Data supplied -
*-*-*

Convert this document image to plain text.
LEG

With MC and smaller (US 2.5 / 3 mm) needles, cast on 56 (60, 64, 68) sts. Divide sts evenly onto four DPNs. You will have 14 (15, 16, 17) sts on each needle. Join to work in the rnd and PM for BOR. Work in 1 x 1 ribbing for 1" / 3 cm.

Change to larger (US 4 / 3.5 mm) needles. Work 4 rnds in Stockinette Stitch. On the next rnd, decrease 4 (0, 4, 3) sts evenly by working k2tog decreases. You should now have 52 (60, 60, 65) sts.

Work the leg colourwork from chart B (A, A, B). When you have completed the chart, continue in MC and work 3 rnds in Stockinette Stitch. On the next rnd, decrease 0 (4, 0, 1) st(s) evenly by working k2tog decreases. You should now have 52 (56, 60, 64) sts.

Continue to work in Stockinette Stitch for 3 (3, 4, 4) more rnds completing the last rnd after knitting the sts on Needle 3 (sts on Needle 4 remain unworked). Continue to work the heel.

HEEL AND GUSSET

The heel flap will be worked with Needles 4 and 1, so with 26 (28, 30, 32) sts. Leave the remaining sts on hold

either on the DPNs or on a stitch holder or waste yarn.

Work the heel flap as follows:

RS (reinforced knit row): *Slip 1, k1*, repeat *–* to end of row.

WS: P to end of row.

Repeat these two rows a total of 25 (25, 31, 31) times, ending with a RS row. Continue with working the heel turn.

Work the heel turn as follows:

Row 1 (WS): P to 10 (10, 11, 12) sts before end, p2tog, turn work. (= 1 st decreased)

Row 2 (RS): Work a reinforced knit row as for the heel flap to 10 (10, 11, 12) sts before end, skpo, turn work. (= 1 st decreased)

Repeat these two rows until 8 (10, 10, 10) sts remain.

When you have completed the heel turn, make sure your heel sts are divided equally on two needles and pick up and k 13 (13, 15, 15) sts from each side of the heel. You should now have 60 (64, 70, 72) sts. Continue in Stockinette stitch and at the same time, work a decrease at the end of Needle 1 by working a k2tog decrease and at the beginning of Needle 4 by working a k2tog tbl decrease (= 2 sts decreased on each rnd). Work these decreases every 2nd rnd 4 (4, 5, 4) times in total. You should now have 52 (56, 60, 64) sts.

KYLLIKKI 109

*-*-*

Job -
Look through the material above. Copy each line where the word "will" appears.

Answer in full -
With MC and smaller (US 2.5 / 3 mm) needles, cast on 56 (60, 64, 68) sts. Divide sts evenly onto four DPNs. You will have 14 (15, 16, 17) sts on each needle. Join to work in the rnd and PM for BOR. Work in 1 x 1 ribbing for 1" / 3 cm.
The heel flap will be worked with Needles 4 and 1, so with 26 (28, 30, 32) sts. Leave the remaining sts on hold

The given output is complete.